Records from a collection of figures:

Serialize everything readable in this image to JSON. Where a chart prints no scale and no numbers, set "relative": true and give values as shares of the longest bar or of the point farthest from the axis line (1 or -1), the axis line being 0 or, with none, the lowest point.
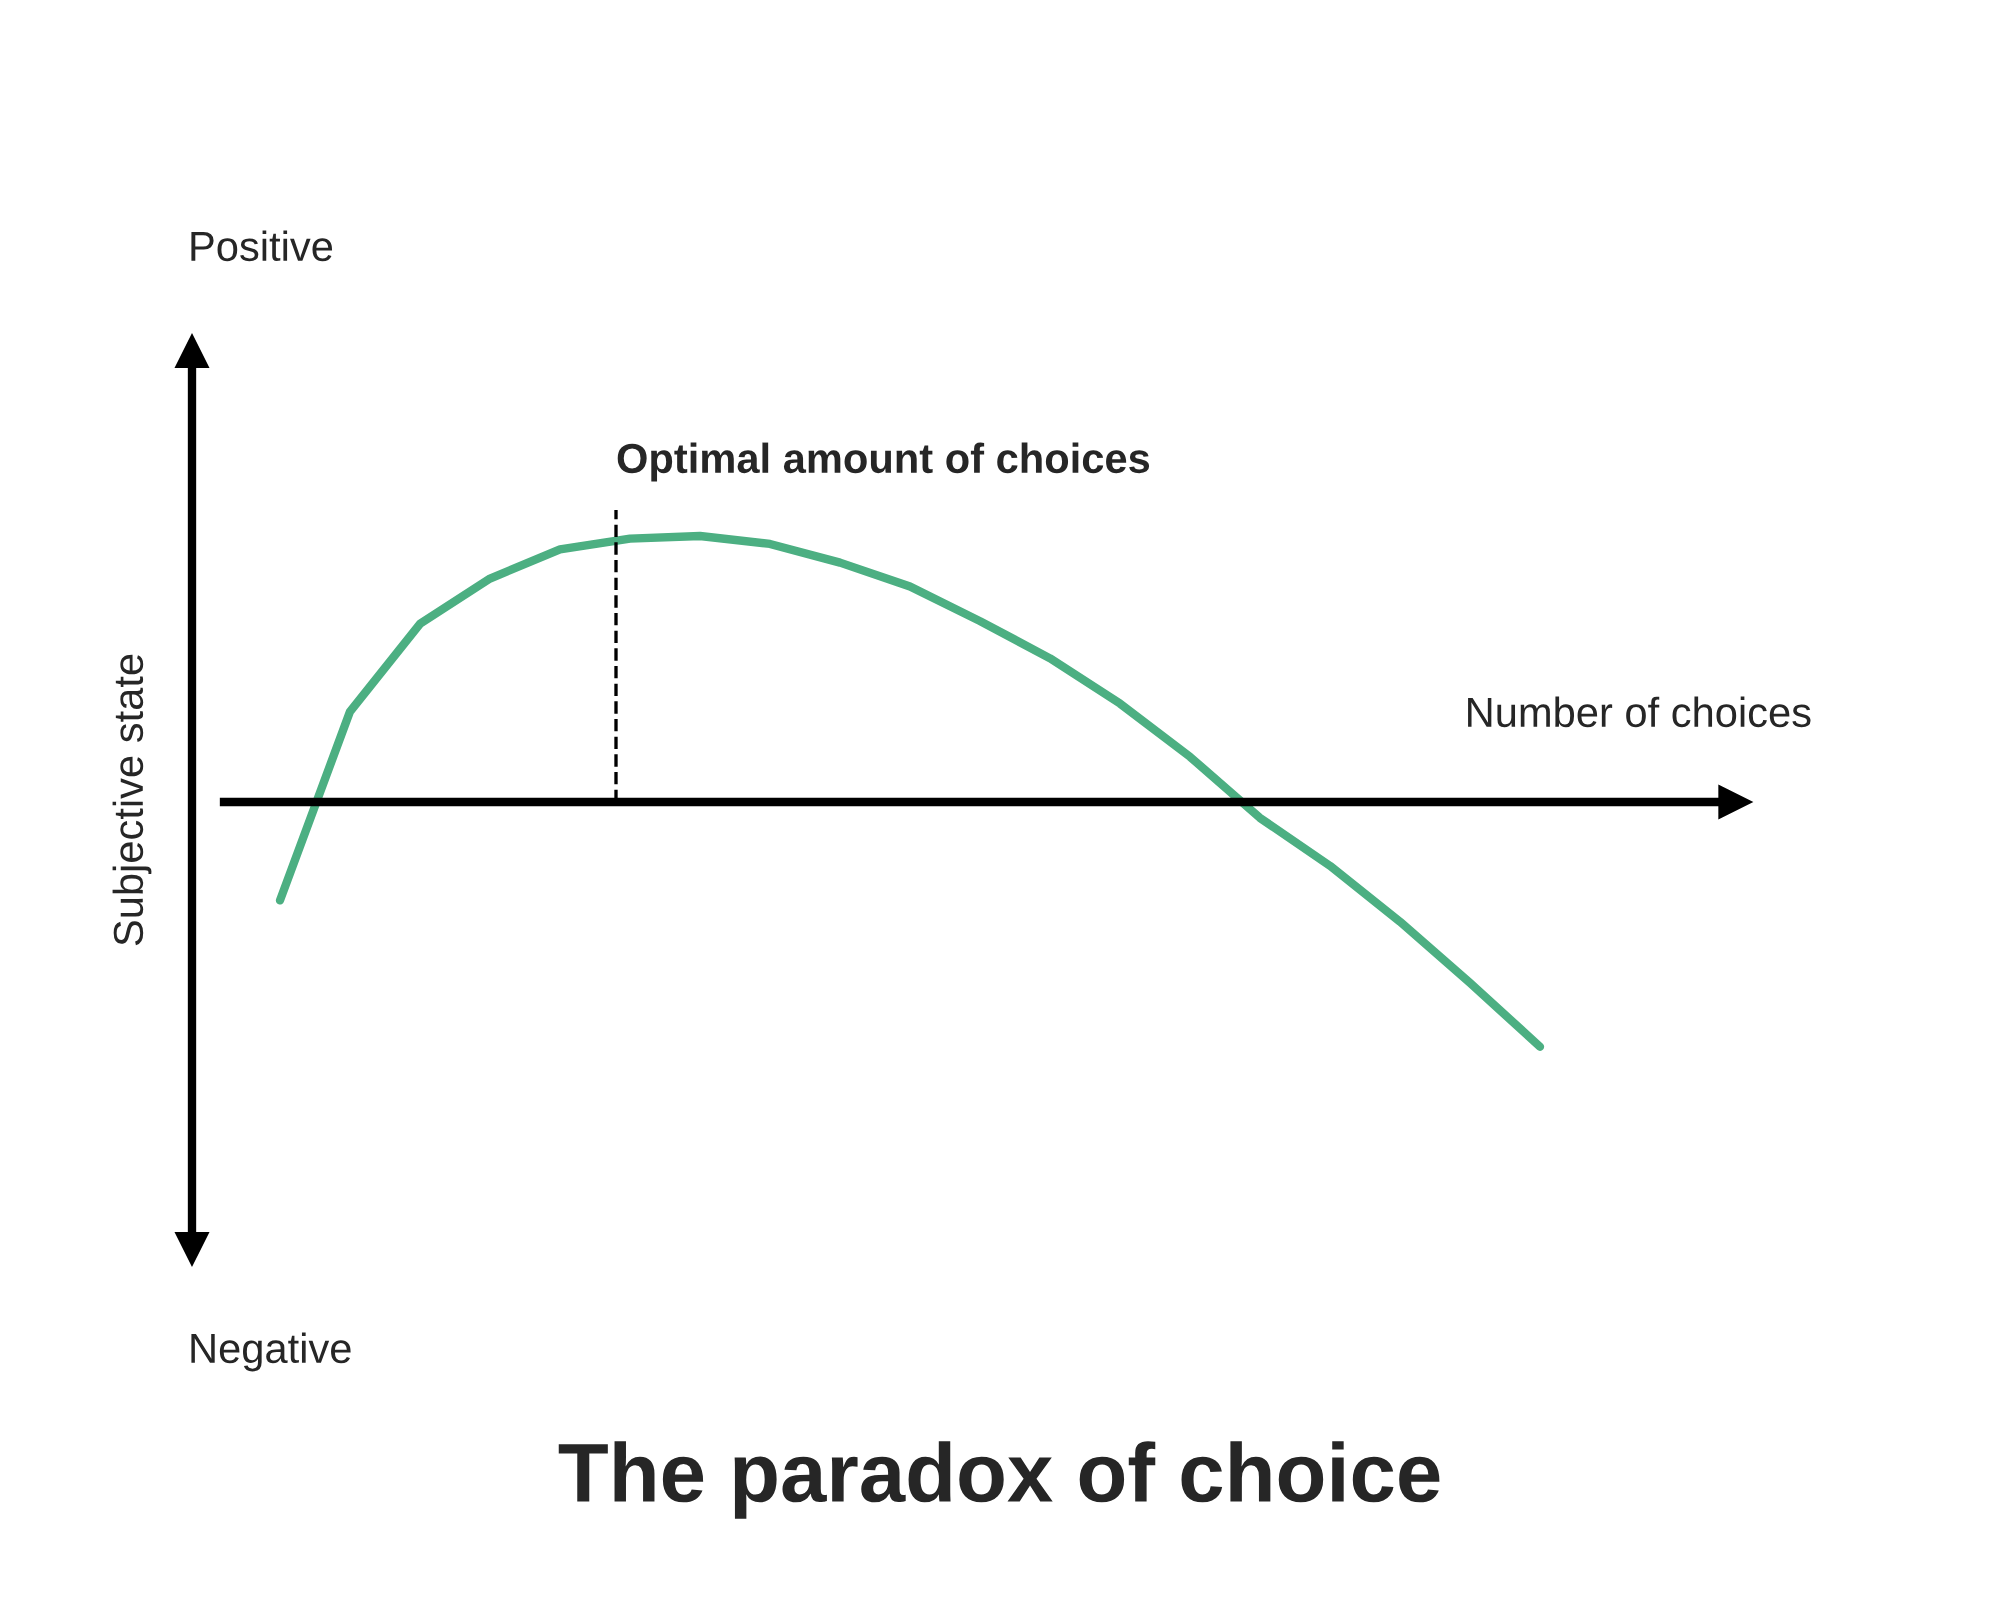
{
  "chart_data": {
    "type": "line",
    "relative": true,
    "title": "The paradox of choice",
    "xlabel": "Number of choices",
    "ylabel": "Subjective state",
    "annotations": [
      "Positive",
      "Negative",
      "Optimal amount of choices"
    ],
    "categories": [
      null,
      null,
      null,
      null,
      null,
      null,
      null,
      null,
      null,
      null,
      null,
      null,
      null,
      null,
      null,
      null,
      null,
      null,
      null
    ],
    "series": [
      {
        "color": "#4caf82",
        "values": [
          -0.37,
          0.34,
          0.67,
          0.84,
          0.95,
          0.99,
          1.0,
          0.97,
          0.9,
          0.81,
          0.68,
          0.54,
          0.37,
          0.17,
          -0.06,
          -0.24,
          -0.45,
          -0.68,
          -0.92
        ]
      }
    ]
  }
}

PROBLEM TO SOLVE: Restate the full listing verbatim and drop every picture.

PROBLEM SOLUTION:
Serialize everything readable in this image to JSON. Where a chart prints no scale and no numbers, set "relative": true and give values as shares of the longest bar or of the point farthest from the axis line (1 or -1), the axis line being 0 or, with none, the lowest point.
{
  "chart_data": {
    "type": "line",
    "relative": true,
    "title": "The paradox of choice",
    "xlabel": "Number of choices",
    "ylabel": "Subjective state",
    "annotations": [
      "Positive",
      "Negative",
      "Optimal amount of choices"
    ],
    "categories": [
      null,
      null,
      null,
      null,
      null,
      null,
      null,
      null,
      null,
      null,
      null,
      null,
      null,
      null,
      null,
      null,
      null,
      null,
      null
    ],
    "series": [
      {
        "color": "#4caf82",
        "values": [
          -0.37,
          0.34,
          0.67,
          0.84,
          0.95,
          0.99,
          1.0,
          0.97,
          0.9,
          0.81,
          0.68,
          0.54,
          0.37,
          0.17,
          -0.06,
          -0.24,
          -0.45,
          -0.68,
          -0.92
        ]
      }
    ]
  }
}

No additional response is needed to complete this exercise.